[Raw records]
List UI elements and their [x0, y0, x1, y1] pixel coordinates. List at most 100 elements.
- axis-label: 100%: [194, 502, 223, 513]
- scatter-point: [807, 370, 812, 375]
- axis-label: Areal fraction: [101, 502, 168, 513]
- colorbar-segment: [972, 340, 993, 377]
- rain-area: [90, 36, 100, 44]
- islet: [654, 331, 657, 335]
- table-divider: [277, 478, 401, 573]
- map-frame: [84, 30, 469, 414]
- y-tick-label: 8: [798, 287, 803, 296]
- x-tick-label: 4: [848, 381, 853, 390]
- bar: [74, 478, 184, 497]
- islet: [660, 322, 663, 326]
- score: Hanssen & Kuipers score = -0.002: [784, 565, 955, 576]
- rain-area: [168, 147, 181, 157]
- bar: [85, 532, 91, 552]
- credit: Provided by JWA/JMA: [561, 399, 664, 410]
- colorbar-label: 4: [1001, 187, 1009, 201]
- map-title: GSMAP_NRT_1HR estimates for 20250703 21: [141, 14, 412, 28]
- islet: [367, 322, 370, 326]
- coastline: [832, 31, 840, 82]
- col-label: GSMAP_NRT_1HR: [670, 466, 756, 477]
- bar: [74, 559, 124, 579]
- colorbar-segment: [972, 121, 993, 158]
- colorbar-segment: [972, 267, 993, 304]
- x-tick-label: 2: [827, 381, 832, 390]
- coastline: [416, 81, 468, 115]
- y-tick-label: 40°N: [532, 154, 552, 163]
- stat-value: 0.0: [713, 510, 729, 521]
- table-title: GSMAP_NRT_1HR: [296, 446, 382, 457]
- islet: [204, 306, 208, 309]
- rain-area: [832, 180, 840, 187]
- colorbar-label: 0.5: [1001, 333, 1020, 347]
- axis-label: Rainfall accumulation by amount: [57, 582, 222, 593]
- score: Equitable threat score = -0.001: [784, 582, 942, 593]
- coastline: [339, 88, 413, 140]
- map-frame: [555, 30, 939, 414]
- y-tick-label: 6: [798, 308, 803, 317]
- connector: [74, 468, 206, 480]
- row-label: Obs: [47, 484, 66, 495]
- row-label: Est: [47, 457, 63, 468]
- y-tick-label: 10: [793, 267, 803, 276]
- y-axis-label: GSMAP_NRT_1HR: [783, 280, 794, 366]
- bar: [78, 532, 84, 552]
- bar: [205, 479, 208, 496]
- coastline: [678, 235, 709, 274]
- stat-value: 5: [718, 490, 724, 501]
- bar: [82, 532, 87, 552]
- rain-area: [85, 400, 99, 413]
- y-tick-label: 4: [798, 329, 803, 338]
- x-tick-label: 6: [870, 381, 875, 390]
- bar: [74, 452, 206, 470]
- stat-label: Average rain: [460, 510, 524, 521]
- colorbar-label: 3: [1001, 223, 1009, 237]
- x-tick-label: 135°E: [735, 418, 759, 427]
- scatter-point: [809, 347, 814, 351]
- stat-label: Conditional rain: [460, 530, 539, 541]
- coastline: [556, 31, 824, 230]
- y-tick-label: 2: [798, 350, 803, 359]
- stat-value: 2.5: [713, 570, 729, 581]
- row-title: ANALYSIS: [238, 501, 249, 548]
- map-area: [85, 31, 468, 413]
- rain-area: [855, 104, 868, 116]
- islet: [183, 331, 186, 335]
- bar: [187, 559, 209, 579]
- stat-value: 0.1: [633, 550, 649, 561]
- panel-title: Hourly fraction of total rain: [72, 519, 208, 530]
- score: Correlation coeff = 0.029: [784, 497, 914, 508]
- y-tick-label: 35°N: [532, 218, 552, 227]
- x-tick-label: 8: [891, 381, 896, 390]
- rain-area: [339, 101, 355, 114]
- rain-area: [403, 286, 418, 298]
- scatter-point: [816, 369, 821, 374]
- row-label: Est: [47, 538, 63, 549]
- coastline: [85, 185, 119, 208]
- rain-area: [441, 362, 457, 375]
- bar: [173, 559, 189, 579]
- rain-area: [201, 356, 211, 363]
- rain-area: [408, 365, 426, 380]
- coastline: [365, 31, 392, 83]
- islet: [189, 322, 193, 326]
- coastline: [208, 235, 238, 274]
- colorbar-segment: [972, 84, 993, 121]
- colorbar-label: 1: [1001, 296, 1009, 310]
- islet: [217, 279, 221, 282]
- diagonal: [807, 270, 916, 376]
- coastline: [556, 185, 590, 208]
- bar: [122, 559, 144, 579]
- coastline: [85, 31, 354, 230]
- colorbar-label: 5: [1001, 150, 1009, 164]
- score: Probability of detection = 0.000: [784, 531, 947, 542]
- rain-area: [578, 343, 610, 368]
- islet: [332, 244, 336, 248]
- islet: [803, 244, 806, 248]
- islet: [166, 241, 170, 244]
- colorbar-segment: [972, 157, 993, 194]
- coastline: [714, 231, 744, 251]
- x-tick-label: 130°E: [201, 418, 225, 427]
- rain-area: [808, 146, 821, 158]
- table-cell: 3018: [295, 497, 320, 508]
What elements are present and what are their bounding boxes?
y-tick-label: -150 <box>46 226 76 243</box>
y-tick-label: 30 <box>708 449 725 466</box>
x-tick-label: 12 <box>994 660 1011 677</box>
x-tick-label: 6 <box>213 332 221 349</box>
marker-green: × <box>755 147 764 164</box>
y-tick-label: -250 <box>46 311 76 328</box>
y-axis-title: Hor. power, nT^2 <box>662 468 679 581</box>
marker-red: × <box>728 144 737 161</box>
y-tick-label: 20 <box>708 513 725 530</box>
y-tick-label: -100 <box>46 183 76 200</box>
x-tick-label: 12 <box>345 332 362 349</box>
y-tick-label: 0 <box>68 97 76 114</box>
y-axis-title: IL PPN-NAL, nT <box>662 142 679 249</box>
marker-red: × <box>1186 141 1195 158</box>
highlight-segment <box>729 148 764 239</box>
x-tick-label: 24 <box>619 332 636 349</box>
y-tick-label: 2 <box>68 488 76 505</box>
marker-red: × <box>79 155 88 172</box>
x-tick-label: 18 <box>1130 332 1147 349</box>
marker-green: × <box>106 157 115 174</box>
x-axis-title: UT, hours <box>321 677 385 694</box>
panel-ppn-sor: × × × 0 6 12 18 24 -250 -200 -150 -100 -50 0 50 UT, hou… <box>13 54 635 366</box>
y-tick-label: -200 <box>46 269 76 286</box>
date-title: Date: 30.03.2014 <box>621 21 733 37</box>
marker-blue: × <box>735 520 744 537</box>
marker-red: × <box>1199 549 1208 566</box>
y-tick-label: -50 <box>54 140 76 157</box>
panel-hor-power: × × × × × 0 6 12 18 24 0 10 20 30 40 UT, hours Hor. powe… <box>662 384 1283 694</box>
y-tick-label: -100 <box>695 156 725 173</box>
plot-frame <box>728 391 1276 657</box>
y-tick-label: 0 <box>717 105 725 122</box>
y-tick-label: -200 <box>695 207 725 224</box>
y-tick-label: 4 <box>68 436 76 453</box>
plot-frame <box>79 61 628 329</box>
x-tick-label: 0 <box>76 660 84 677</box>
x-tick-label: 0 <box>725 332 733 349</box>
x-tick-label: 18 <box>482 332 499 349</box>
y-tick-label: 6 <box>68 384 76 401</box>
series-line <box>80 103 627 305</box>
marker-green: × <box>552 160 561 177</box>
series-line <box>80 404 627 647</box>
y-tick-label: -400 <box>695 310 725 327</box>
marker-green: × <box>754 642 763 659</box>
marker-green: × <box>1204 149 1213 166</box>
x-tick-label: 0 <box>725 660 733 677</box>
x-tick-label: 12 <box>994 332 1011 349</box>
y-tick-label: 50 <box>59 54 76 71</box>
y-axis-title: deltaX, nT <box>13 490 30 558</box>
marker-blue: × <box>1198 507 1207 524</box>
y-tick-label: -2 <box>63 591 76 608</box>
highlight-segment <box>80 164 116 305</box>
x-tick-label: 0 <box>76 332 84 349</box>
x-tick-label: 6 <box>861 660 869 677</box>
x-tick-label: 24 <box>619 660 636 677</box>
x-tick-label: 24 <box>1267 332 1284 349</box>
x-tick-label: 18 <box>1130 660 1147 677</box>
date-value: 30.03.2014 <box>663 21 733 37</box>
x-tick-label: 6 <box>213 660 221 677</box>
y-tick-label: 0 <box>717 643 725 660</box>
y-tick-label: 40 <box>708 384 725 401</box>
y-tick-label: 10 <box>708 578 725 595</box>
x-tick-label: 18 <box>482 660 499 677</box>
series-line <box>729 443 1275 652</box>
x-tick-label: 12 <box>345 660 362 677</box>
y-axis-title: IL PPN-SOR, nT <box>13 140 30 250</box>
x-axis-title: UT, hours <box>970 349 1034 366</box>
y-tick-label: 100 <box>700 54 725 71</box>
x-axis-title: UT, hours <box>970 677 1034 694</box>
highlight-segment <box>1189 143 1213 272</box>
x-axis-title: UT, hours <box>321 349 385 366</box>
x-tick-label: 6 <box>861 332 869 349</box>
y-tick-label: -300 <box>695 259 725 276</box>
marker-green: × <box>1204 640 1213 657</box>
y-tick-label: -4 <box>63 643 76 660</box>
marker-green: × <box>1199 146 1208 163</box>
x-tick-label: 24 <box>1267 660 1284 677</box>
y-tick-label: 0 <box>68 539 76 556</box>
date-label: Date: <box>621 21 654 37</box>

## EXERCISE TASK
Repeat the lines of the records without any change, beginning with the first line and ending with the line that contains "- colorbar-label: 4: [1001, 187, 1009, 201]".

## FINAL RESULT
List UI elements and their [x0, y0, x1, y1] pixel coordinates. List at most 100 elements.
- axis-label: 100%: [194, 502, 223, 513]
- scatter-point: [807, 370, 812, 375]
- axis-label: Areal fraction: [101, 502, 168, 513]
- colorbar-segment: [972, 340, 993, 377]
- rain-area: [90, 36, 100, 44]
- islet: [654, 331, 657, 335]
- table-divider: [277, 478, 401, 573]
- map-frame: [84, 30, 469, 414]
- y-tick-label: 8: [798, 287, 803, 296]
- x-tick-label: 4: [848, 381, 853, 390]
- bar: [74, 478, 184, 497]
- islet: [660, 322, 663, 326]
- score: Hanssen & Kuipers score = -0.002: [784, 565, 955, 576]
- rain-area: [168, 147, 181, 157]
- bar: [85, 532, 91, 552]
- credit: Provided by JWA/JMA: [561, 399, 664, 410]
- colorbar-label: 4: [1001, 187, 1009, 201]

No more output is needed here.